─── SOURCE MATERIAL
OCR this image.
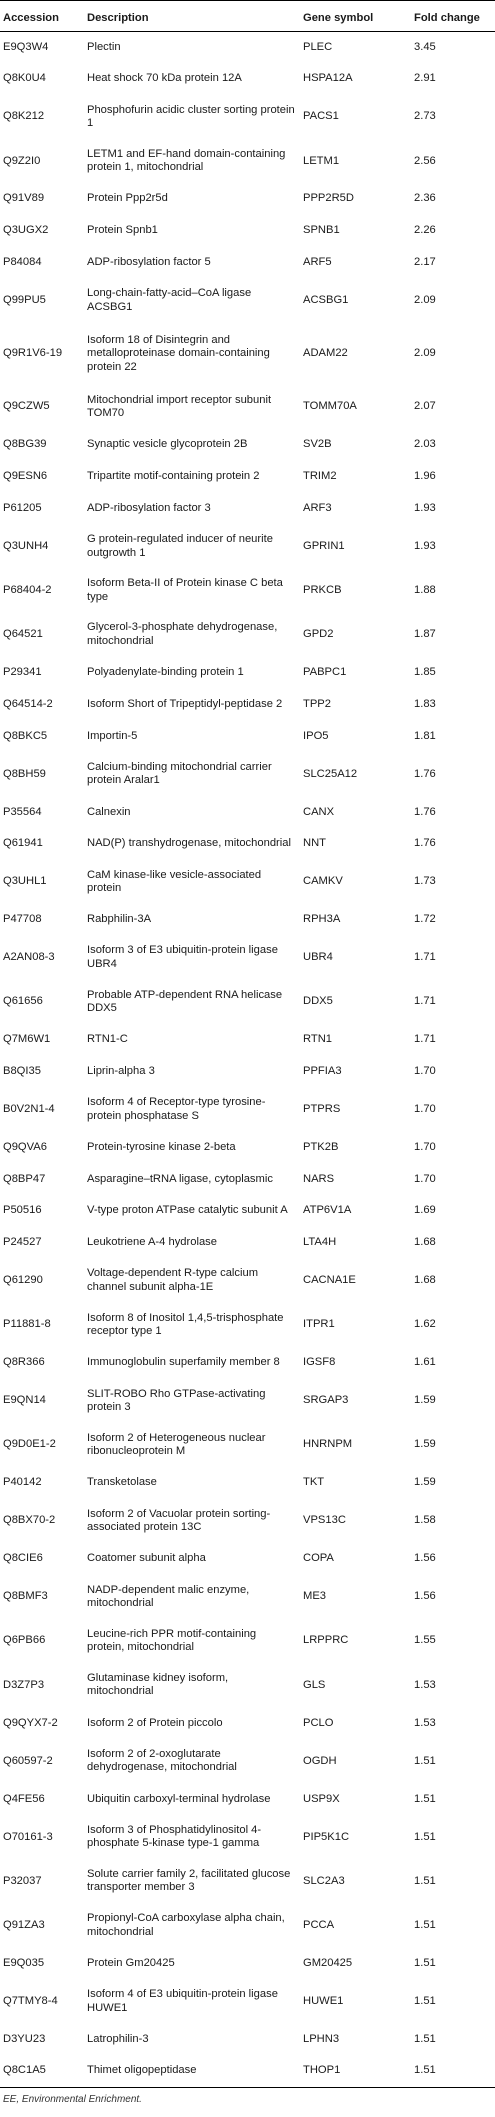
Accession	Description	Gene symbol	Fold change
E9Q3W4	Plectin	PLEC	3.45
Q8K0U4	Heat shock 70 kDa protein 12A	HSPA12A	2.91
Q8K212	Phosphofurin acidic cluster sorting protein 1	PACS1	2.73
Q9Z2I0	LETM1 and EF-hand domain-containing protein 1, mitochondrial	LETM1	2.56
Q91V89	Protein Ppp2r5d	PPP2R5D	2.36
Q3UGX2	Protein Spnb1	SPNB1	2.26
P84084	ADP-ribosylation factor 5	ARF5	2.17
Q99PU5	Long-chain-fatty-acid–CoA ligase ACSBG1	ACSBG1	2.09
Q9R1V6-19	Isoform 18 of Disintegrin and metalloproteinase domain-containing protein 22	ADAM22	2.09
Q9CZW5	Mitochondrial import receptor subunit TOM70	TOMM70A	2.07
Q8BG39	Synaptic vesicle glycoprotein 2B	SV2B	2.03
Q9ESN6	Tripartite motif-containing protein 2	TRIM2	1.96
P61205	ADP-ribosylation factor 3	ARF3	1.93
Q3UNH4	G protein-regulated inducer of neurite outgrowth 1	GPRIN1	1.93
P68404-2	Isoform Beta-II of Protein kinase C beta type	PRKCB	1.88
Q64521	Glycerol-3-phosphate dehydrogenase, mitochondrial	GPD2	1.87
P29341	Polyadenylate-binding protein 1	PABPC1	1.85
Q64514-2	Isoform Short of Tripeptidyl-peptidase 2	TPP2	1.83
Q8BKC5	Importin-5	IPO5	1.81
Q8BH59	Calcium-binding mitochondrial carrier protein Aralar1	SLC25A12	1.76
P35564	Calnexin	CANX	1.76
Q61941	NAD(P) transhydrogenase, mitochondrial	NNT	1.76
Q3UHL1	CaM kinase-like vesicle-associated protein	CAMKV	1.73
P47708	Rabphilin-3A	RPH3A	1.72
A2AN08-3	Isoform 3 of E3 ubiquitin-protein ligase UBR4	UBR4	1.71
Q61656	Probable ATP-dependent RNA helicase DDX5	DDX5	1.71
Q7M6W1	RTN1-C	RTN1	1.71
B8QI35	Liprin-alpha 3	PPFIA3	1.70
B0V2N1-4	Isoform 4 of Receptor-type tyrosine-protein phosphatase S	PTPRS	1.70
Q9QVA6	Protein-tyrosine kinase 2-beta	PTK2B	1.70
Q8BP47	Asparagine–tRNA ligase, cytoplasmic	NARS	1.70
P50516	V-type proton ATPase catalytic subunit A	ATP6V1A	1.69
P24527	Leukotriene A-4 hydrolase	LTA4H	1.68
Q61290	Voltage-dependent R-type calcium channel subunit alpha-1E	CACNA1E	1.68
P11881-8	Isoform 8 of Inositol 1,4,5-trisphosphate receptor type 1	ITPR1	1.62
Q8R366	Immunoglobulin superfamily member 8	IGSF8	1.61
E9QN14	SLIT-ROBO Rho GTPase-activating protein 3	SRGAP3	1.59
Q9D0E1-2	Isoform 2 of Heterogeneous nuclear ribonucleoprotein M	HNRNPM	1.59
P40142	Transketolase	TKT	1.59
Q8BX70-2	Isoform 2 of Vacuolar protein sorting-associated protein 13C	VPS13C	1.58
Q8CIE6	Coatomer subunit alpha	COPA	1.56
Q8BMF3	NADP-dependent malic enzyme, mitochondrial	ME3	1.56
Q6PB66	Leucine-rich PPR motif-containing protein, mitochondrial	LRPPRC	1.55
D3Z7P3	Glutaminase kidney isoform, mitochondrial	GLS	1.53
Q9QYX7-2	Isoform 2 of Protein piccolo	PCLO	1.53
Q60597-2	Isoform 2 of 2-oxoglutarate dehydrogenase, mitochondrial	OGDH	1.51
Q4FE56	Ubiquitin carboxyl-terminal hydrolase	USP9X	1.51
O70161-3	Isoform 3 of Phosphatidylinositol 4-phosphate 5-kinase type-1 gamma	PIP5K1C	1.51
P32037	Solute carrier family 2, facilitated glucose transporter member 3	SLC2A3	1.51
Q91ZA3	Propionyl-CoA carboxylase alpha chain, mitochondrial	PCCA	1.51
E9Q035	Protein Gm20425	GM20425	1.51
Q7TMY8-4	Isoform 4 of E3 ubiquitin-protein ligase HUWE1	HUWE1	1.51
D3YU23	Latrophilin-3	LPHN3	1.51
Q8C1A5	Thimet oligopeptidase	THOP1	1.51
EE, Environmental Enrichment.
──────
─── SOURCE MATERIAL
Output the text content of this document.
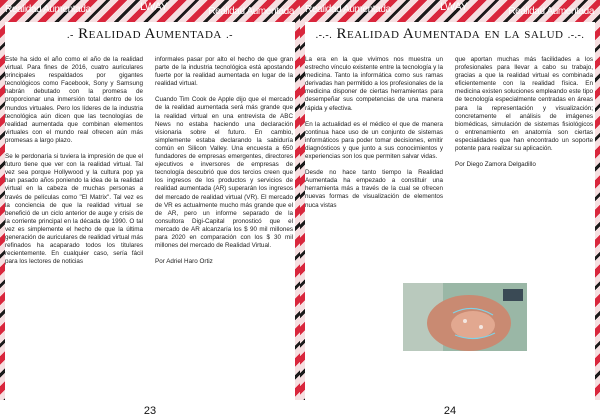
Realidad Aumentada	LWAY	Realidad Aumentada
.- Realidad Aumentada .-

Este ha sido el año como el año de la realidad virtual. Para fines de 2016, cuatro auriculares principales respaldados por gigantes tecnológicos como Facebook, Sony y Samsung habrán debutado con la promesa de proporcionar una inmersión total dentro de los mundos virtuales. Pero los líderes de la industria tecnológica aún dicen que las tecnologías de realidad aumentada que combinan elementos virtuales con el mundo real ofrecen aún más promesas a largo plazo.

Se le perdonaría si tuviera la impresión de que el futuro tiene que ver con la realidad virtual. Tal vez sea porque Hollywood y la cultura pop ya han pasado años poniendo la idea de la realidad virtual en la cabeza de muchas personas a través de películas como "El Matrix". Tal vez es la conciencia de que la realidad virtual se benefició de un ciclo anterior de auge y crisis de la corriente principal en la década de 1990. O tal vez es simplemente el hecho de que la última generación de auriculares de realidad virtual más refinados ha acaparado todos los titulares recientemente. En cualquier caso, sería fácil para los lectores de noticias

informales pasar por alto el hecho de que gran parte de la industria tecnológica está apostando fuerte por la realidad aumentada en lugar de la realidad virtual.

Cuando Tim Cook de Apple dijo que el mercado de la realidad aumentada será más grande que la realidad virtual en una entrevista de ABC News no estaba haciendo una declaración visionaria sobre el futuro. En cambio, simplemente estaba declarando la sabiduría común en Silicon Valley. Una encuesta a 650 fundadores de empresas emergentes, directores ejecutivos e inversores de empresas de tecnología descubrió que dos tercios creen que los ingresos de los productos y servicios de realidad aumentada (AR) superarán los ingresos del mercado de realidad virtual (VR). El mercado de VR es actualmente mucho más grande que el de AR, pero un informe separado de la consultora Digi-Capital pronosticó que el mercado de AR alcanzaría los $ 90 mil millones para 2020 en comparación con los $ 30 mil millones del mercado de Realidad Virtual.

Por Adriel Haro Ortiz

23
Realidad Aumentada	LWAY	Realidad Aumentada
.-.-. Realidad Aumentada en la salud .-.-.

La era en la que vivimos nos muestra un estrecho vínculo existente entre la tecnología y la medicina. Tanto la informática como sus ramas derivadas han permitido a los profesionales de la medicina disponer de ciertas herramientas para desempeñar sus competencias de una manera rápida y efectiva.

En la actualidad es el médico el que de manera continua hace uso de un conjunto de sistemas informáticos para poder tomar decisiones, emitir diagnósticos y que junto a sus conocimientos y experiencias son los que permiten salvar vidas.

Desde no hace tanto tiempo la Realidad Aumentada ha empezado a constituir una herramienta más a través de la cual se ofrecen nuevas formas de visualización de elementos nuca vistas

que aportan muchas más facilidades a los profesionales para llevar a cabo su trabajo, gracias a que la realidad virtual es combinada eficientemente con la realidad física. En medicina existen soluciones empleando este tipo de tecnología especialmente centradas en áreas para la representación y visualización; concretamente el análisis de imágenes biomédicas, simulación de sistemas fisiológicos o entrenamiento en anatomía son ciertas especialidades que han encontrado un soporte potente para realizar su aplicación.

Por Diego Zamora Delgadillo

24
──────
─── SOURCE MATERIAL
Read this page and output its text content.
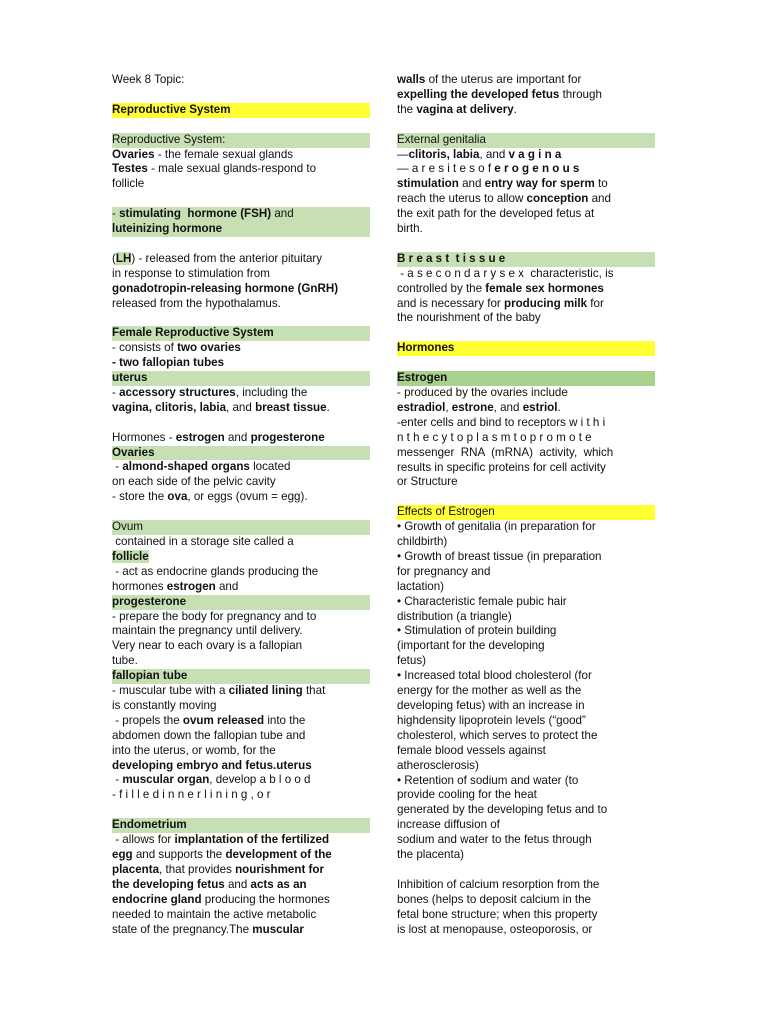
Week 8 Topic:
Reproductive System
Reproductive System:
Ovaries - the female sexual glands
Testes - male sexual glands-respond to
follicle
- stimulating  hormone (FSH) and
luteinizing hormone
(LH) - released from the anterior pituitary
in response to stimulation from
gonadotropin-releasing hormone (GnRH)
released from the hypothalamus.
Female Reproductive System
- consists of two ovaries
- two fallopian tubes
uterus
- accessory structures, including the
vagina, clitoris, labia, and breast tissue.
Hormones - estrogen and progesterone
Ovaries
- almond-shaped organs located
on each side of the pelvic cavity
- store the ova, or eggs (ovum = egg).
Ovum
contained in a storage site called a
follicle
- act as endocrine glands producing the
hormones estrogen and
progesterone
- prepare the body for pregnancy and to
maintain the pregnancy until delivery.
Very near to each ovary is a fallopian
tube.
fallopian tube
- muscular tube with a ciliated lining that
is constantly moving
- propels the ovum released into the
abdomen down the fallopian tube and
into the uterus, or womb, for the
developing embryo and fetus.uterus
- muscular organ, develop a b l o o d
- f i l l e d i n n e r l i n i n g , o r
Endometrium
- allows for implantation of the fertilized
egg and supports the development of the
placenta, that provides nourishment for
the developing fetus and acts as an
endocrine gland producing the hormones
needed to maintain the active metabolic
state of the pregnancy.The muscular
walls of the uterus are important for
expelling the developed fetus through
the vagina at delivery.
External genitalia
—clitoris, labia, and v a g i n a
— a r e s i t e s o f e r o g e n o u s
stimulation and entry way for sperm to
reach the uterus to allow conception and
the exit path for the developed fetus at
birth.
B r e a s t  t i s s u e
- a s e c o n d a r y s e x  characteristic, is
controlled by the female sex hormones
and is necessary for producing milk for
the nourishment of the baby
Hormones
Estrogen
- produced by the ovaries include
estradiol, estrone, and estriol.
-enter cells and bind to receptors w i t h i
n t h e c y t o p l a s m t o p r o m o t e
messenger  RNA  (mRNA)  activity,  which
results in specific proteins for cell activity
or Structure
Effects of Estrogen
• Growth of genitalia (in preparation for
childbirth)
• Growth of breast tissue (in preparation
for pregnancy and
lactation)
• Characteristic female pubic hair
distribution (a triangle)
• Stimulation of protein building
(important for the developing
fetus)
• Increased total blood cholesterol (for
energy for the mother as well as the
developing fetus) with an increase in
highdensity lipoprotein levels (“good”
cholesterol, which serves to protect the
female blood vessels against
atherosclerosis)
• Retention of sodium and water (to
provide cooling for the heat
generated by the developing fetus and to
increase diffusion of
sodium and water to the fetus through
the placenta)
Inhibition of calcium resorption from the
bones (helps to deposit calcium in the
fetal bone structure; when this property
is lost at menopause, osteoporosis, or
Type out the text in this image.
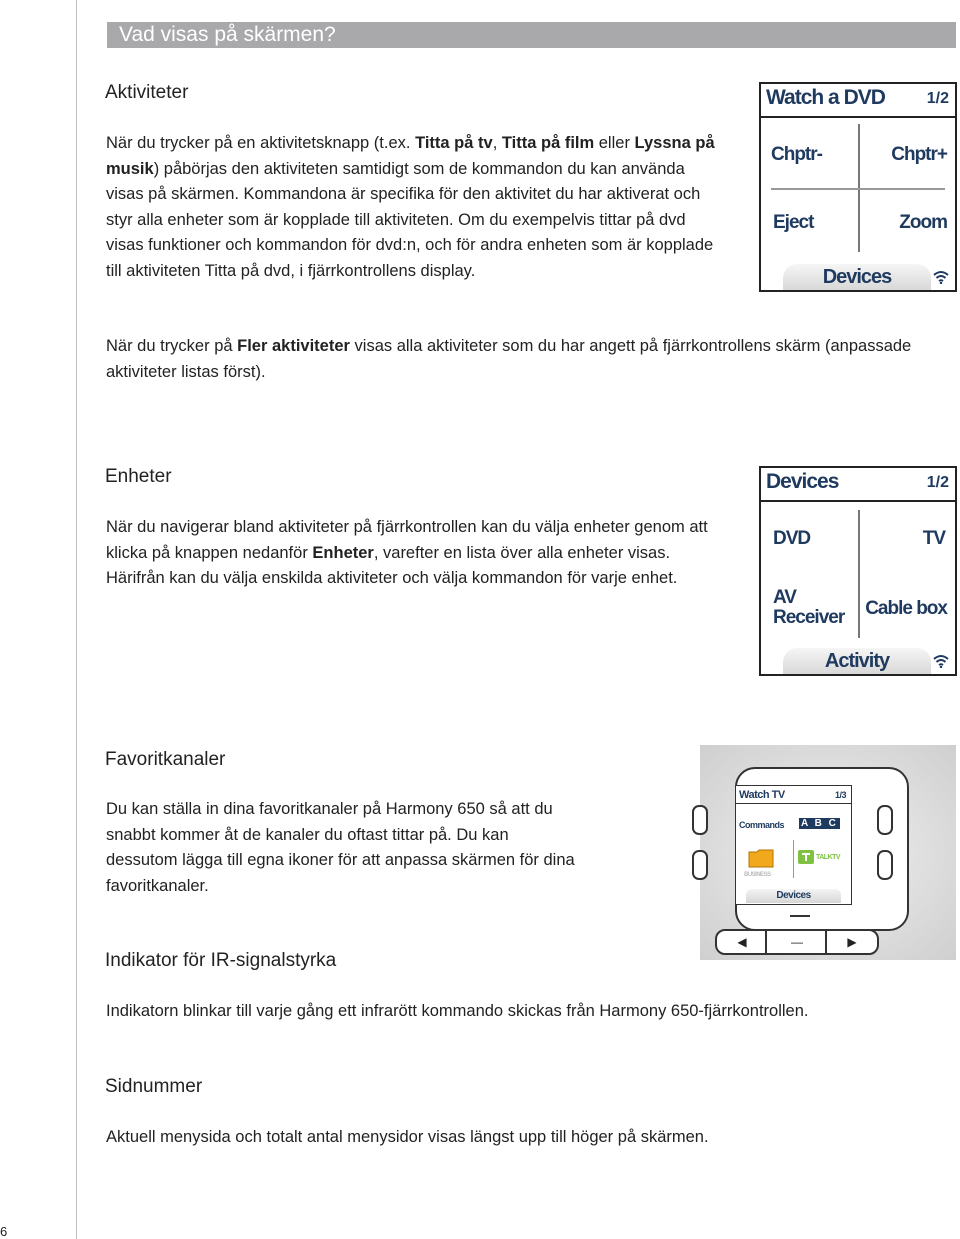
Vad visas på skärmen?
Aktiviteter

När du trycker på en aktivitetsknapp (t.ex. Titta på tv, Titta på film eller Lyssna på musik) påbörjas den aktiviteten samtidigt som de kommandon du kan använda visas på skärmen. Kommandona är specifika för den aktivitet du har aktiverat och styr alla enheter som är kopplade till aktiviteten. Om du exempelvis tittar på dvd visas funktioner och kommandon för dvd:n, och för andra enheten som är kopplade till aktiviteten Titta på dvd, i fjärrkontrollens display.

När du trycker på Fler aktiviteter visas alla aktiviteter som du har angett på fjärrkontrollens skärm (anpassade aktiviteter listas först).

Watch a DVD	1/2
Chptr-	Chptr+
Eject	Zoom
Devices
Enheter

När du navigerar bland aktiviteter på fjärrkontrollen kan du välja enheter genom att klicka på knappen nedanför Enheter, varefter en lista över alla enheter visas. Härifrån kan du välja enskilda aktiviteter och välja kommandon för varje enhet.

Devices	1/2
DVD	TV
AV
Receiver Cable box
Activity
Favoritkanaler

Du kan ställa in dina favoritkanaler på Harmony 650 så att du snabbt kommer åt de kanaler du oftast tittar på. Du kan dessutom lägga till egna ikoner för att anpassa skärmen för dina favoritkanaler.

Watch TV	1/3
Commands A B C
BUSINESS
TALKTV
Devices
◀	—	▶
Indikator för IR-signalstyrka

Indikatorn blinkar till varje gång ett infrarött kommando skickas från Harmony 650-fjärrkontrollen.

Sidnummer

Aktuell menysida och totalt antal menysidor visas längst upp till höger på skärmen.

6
──────
#### WORK ITEM
In the records above, find each line that holds the word "sodium"; copy all such lines.

#### PROBLEM SOLUTION
• Retention of sodium and water (to
sodium and water to the fetus through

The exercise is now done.